- What is required: For the data below, report only the number of lines containing the string "contra".

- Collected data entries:
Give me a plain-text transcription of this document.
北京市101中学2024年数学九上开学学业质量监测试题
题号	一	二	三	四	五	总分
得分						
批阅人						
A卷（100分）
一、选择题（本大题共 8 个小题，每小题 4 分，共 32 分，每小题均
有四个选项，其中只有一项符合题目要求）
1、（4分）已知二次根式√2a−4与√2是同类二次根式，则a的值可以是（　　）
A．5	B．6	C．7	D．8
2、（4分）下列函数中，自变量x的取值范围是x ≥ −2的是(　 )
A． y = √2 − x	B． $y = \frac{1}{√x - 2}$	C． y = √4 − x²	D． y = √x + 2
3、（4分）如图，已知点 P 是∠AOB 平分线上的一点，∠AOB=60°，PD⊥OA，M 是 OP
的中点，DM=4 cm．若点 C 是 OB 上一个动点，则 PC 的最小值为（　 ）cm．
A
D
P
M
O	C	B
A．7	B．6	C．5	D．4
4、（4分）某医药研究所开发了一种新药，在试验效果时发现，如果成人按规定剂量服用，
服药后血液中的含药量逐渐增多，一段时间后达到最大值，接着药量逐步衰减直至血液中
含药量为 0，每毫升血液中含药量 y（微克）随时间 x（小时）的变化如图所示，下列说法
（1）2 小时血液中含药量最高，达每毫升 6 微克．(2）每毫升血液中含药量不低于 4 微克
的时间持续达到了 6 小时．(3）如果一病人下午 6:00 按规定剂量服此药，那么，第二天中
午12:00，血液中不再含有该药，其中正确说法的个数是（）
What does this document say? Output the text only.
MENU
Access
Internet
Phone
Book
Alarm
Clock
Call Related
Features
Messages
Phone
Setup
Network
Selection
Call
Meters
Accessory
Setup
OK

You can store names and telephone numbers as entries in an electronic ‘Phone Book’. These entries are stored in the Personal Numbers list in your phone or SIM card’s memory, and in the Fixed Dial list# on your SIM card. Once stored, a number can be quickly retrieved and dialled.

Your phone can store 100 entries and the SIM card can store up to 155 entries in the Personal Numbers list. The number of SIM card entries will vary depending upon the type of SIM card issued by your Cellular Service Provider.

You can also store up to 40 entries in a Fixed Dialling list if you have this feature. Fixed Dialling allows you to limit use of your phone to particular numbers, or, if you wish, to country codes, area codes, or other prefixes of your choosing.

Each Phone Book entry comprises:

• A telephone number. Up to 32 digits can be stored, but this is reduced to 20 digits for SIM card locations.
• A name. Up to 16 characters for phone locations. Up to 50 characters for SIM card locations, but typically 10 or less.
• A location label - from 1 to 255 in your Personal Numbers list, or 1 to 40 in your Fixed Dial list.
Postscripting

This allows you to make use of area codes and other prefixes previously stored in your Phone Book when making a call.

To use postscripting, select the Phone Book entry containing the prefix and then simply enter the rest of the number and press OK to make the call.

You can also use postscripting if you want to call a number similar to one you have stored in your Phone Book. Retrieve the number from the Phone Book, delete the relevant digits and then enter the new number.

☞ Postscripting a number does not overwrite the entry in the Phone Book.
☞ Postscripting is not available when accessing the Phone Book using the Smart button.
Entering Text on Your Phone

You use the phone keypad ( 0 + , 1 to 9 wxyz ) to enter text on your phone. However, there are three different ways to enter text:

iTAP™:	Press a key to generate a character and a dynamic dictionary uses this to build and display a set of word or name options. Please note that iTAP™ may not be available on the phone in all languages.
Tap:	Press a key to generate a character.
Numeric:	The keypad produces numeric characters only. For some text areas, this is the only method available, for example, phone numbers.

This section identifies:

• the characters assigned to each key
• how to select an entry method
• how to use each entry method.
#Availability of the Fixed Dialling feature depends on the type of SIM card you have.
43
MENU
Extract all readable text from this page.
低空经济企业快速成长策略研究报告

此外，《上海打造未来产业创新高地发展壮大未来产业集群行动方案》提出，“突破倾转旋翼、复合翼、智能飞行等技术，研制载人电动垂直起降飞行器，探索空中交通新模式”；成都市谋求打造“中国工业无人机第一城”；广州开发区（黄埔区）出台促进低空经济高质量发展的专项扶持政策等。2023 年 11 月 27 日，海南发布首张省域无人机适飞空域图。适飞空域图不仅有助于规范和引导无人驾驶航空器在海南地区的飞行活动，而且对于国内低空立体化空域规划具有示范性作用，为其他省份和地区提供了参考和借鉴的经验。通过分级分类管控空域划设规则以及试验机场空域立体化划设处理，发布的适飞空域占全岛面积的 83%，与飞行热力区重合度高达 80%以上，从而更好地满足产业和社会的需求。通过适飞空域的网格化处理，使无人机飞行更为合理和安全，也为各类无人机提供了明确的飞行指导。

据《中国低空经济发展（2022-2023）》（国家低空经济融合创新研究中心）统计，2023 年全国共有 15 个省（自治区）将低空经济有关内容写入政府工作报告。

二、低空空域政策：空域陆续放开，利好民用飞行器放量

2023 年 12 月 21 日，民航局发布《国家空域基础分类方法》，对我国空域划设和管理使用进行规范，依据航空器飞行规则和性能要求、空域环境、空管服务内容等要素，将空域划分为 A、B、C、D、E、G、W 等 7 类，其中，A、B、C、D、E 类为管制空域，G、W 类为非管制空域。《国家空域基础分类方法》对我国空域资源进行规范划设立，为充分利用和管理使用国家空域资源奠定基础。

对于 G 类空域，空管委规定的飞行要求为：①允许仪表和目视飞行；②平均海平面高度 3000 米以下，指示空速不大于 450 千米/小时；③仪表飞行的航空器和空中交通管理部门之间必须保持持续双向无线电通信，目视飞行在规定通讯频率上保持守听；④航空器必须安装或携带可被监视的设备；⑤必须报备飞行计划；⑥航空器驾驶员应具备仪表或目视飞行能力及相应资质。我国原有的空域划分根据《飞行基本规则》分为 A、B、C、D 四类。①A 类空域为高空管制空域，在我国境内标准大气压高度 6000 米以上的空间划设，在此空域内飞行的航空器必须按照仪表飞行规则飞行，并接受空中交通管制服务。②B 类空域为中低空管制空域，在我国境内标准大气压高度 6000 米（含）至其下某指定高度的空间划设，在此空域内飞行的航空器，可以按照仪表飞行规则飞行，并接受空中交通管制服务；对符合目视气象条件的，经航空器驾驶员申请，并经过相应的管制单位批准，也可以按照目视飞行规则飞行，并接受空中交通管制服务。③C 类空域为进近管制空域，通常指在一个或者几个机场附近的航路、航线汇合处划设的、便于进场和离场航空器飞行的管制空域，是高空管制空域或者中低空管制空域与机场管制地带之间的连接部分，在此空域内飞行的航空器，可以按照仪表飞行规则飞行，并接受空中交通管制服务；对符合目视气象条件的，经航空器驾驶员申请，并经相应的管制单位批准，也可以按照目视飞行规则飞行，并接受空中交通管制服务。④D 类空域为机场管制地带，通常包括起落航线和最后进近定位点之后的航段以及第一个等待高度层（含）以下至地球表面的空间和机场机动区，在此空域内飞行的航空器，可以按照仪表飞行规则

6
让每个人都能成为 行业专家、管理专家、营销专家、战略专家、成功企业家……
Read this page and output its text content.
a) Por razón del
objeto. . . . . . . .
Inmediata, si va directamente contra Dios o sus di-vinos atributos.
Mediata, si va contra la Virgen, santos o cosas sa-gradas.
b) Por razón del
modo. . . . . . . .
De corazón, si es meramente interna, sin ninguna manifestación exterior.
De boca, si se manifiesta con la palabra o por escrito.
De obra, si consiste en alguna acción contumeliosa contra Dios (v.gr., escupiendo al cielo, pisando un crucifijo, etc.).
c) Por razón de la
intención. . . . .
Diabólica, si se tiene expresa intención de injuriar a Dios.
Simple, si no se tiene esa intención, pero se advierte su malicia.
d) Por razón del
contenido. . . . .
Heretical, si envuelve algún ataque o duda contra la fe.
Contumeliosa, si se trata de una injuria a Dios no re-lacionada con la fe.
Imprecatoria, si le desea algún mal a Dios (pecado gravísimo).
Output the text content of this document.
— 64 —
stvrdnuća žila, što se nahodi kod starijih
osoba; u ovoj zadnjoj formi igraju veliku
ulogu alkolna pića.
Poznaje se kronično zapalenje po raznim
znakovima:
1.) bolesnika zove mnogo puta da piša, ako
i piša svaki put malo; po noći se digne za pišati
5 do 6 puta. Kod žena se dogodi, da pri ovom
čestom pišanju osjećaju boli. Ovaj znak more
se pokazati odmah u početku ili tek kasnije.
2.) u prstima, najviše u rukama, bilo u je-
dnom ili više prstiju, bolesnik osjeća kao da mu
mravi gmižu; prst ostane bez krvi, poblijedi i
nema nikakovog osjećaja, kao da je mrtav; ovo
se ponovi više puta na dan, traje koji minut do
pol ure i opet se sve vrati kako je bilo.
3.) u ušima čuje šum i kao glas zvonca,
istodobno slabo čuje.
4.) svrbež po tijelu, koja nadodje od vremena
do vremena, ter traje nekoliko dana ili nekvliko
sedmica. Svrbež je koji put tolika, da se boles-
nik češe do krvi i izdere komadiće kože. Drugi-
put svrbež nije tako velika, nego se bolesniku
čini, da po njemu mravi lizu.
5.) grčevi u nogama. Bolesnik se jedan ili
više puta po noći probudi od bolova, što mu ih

- The completed task: 4